◆ Exercise task:
Return the listing below word for word.

◆ Dataset excerpts:
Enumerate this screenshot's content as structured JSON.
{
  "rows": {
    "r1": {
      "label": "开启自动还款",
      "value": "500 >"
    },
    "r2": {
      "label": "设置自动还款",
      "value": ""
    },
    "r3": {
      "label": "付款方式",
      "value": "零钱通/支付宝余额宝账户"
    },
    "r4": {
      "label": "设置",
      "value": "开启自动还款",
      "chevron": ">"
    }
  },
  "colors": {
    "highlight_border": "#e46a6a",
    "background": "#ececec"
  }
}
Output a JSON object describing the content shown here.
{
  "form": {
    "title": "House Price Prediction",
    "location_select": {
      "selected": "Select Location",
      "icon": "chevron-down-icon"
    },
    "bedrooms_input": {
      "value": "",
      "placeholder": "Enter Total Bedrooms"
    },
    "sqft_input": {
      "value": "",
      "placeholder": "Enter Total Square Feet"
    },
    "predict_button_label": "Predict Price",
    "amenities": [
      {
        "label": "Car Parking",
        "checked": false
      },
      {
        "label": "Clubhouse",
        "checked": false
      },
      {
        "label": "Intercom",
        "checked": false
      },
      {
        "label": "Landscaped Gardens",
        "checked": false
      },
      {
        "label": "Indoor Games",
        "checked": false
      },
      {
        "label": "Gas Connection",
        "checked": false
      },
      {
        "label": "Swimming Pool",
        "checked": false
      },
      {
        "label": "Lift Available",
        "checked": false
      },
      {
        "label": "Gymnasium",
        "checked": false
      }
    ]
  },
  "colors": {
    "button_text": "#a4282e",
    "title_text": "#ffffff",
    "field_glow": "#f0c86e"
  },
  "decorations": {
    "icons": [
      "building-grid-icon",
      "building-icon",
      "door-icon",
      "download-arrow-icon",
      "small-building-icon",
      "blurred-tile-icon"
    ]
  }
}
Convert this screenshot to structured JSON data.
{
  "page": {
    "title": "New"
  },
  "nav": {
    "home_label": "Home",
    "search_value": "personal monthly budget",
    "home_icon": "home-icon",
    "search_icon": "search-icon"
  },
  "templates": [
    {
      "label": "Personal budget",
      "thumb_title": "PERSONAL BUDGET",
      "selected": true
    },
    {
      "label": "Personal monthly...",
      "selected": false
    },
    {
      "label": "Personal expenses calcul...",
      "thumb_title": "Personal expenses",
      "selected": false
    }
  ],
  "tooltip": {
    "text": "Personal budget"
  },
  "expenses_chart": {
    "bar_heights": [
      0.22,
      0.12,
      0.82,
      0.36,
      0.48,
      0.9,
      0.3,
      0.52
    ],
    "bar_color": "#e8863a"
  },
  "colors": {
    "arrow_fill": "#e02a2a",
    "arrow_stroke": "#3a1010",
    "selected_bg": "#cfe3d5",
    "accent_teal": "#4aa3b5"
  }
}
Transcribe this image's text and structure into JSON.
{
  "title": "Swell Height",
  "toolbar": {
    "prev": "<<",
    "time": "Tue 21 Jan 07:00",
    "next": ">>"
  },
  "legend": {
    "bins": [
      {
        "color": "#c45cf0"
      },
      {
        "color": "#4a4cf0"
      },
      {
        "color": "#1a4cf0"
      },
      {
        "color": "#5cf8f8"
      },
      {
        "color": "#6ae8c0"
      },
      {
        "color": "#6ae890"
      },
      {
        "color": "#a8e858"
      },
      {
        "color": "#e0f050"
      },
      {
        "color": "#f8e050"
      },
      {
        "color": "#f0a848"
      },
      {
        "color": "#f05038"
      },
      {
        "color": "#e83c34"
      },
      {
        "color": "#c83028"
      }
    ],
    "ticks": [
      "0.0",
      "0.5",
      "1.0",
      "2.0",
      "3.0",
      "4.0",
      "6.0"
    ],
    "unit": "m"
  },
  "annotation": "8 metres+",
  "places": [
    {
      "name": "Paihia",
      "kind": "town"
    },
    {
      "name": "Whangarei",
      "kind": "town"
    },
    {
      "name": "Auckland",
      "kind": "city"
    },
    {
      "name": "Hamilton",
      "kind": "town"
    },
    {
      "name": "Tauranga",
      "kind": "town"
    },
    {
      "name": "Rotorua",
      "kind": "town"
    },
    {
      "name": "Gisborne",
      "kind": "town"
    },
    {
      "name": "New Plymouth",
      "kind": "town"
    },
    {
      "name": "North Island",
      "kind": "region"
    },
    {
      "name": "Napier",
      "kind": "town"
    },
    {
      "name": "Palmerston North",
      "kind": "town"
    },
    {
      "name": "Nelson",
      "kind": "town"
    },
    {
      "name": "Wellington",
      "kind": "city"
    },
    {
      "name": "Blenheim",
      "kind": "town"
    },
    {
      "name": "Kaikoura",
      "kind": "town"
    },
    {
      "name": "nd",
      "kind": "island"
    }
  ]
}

◆ Result of the task:
Enumerate this screenshot's content as structured JSON.
{
  "rows": {
    "r1": {
      "label": "开启自动还款",
      "value": "500 >"
    },
    "r2": {
      "label": "设置自动还款",
      "value": ""
    },
    "r3": {
      "label": "付款方式",
      "value": "零钱通/支付宝余额宝账户"
    },
    "r4": {
      "label": "设置",
      "value": "开启自动还款",
      "chevron": ">"
    }
  },
  "colors": {
    "highlight_border": "#e46a6a",
    "background": "#ececec"
  }
}
Output a JSON object describing the content shown here.
{
  "form": {
    "title": "House Price Prediction",
    "location_select": {
      "selected": "Select Location",
      "icon": "chevron-down-icon"
    },
    "bedrooms_input": {
      "value": "",
      "placeholder": "Enter Total Bedrooms"
    },
    "sqft_input": {
      "value": "",
      "placeholder": "Enter Total Square Feet"
    },
    "predict_button_label": "Predict Price",
    "amenities": [
      {
        "label": "Car Parking",
        "checked": false
      },
      {
        "label": "Clubhouse",
        "checked": false
      },
      {
        "label": "Intercom",
        "checked": false
      },
      {
        "label": "Landscaped Gardens",
        "checked": false
      },
      {
        "label": "Indoor Games",
        "checked": false
      },
      {
        "label": "Gas Connection",
        "checked": false
      },
      {
        "label": "Swimming Pool",
        "checked": false
      },
      {
        "label": "Lift Available",
        "checked": false
      },
      {
        "label": "Gymnasium",
        "checked": false
      }
    ]
  },
  "colors": {
    "button_text": "#a4282e",
    "title_text": "#ffffff",
    "field_glow": "#f0c86e"
  },
  "decorations": {
    "icons": [
      "building-grid-icon",
      "building-icon",
      "door-icon",
      "download-arrow-icon",
      "small-building-icon",
      "blurred-tile-icon"
    ]
  }
}
Convert this screenshot to structured JSON data.
{
  "page": {
    "title": "New"
  },
  "nav": {
    "home_label": "Home",
    "search_value": "personal monthly budget",
    "home_icon": "home-icon",
    "search_icon": "search-icon"
  },
  "templates": [
    {
      "label": "Personal budget",
      "thumb_title": "PERSONAL BUDGET",
      "selected": true
    },
    {
      "label": "Personal monthly...",
      "selected": false
    },
    {
      "label": "Personal expenses calcul...",
      "thumb_title": "Personal expenses",
      "selected": false
    }
  ],
  "tooltip": {
    "text": "Personal budget"
  },
  "expenses_chart": {
    "bar_heights": [
      0.22,
      0.12,
      0.82,
      0.36,
      0.48,
      0.9,
      0.3,
      0.52
    ],
    "bar_color": "#e8863a"
  },
  "colors": {
    "arrow_fill": "#e02a2a",
    "arrow_stroke": "#3a1010",
    "selected_bg": "#cfe3d5",
    "accent_teal": "#4aa3b5"
  }
}
Transcribe this image's text and structure into JSON.
{
  "title": "Swell Height",
  "toolbar": {
    "prev": "<<",
    "time": "Tue 21 Jan 07:00",
    "next": ">>"
  },
  "legend": {
    "bins": [
      {
        "color": "#c45cf0"
      },
      {
        "color": "#4a4cf0"
      },
      {
        "color": "#1a4cf0"
      },
      {
        "color": "#5cf8f8"
      },
      {
        "color": "#6ae8c0"
      },
      {
        "color": "#6ae890"
      },
      {
        "color": "#a8e858"
      },
      {
        "color": "#e0f050"
      },
      {
        "color": "#f8e050"
      },
      {
        "color": "#f0a848"
      },
      {
        "color": "#f05038"
      },
      {
        "color": "#e83c34"
      },
      {
        "color": "#c83028"
      }
    ],
    "ticks": [
      "0.0",
      "0.5",
      "1.0",
      "2.0",
      "3.0",
      "4.0",
      "6.0"
    ],
    "unit": "m"
  },
  "annotation": "8 metres+",
  "places": [
    {
      "name": "Paihia",
      "kind": "town"
    },
    {
      "name": "Whangarei",
      "kind": "town"
    },
    {
      "name": "Auckland",
      "kind": "city"
    },
    {
      "name": "Hamilton",
      "kind": "town"
    },
    {
      "name": "Tauranga",
      "kind": "town"
    },
    {
      "name": "Rotorua",
      "kind": "town"
    },
    {
      "name": "Gisborne",
      "kind": "town"
    },
    {
      "name": "New Plymouth",
      "kind": "town"
    },
    {
      "name": "North Island",
      "kind": "region"
    },
    {
      "name": "Napier",
      "kind": "town"
    },
    {
      "name": "Palmerston North",
      "kind": "town"
    },
    {
      "name": "Nelson",
      "kind": "town"
    },
    {
      "name": "Wellington",
      "kind": "city"
    },
    {
      "name": "Blenheim",
      "kind": "town"
    },
    {
      "name": "Kaikoura",
      "kind": "town"
    },
    {
      "name": "nd",
      "kind": "island"
    }
  ]
}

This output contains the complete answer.